* FRAGMENT DOKUMENTU:
————

Z Twoich wypowiedzi można wnioskować że jesteś albo maniakiem, albo frustratem, tak
czy siak nie bardzo wiesz czego bronisz. Brak umiejętności zrobienia rysunku w CADzie
chcesz leczyć nie uczeniem tego CADa, tylko ręcznego rysowania. Jeszcze potrafię
zrozumieć ŁK, bo ma w tym interes: likwiduje konkurencję bez żadnego wysiłku
myślowego. Rozumiem że masz jakiś zakład mechaniczny i coś tam rzeźbisz z rysunków
przysłanych przez klientów. Tak kiepskich, że wciórności Cię biorą. Tak Ci to otępia
ten wyewoluowany mózg, że uczyłbyś ich nie obsługi tego CADa, tylo czegoś zupełnie
innego! W imię jakiejś "wyobraźni" której nie jesteś w stanie bliżej określić. Mam
tylko jeden problem: nie wiem czy to jest mania, czy frustracja.

————

* DO WYKONANIA: Przeredaguj część fragmentu, która zaczyna się od słów „Z Twoich wypowiedzi”, a kończy na „mania, czy frustracja.”, zamieniając w niej „zakład” na „warsztat”. Poniższe pozycje to osobny materiał, niezwiązany z fragmentem.

————

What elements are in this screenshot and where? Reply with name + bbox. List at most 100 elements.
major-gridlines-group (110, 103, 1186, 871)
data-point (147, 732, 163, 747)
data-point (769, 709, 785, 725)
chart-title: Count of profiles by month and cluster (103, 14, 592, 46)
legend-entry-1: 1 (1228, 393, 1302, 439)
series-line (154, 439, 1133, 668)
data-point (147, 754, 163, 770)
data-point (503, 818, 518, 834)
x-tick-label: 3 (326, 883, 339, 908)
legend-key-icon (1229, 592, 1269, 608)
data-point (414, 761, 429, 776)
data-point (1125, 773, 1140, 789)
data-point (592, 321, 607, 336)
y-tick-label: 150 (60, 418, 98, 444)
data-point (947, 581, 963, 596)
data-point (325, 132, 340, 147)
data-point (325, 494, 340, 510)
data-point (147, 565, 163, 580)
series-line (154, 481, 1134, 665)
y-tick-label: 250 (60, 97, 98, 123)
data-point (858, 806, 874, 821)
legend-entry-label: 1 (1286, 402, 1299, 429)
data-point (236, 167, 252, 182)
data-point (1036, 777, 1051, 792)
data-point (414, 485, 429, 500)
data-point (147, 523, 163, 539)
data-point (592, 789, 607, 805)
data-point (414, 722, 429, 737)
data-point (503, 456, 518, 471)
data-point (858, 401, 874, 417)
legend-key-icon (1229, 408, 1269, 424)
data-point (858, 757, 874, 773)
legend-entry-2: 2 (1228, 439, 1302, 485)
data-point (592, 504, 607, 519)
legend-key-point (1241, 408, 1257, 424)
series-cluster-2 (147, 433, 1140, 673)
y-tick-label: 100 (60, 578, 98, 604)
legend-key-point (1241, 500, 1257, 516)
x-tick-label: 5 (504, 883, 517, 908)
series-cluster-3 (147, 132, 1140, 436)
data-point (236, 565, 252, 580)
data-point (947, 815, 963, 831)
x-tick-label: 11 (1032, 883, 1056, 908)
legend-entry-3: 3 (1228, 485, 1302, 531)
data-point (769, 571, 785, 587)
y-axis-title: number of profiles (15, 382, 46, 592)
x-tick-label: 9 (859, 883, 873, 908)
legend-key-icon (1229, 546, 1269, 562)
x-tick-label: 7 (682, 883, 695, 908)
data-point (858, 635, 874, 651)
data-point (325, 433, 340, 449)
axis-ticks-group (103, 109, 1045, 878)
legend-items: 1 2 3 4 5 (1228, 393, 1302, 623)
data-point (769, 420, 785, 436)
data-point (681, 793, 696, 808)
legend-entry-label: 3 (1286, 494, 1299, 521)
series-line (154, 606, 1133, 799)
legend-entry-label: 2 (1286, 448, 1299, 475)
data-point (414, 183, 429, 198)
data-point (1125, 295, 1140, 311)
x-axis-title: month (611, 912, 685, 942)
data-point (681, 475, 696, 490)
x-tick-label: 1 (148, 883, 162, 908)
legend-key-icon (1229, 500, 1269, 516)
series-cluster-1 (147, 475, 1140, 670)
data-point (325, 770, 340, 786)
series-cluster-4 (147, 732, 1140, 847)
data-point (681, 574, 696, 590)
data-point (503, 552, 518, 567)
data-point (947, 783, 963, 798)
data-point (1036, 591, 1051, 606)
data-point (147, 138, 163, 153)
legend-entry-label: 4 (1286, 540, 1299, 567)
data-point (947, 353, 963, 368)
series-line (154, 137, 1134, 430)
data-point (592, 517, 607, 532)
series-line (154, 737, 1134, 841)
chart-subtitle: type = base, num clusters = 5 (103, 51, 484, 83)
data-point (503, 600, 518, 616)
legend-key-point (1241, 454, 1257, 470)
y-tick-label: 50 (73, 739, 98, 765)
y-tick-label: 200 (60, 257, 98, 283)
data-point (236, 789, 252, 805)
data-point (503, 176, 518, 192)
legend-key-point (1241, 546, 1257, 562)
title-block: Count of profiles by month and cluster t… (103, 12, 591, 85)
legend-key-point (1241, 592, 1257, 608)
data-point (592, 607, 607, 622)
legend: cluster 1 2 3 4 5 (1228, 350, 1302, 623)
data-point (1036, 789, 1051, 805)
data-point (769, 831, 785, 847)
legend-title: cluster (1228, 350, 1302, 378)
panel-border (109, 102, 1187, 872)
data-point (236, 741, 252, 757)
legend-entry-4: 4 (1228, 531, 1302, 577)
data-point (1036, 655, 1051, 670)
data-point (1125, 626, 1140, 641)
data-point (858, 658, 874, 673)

————

* ODPOWIEDŹ PISEMNA:
Z Twoich wypowiedzi można wnioskować że jesteś albo maniakiem, albo frustratem, tak
czy siak nie bardzo wiesz czego bronisz. Brak umiejętności zrobienia rysunku w CADzie
chcesz leczyć nie uczeniem tego CADa, tylko ręcznego rysowania. Jeszcze potrafię
zrozumieć ŁK, bo ma w tym interes: likwiduje konkurencję bez żadnego wysiłku
myślowego. Rozumiem że masz jakiś warsztat mechaniczny i coś tam rzeźbisz z rysunków
przysłanych przez klientów. Tak kiepskich, że wciórności Cię biorą. Tak Ci to otępia
ten wyewoluowany mózg, że uczyłbyś ich nie obsługi tego CADa, tylo czegoś zupełnie
innego! W imię jakiejś "wyobraźni" której nie jesteś w stanie bliżej określić. Mam
tylko jeden problem: nie wiem czy to jest mania, czy frustracja.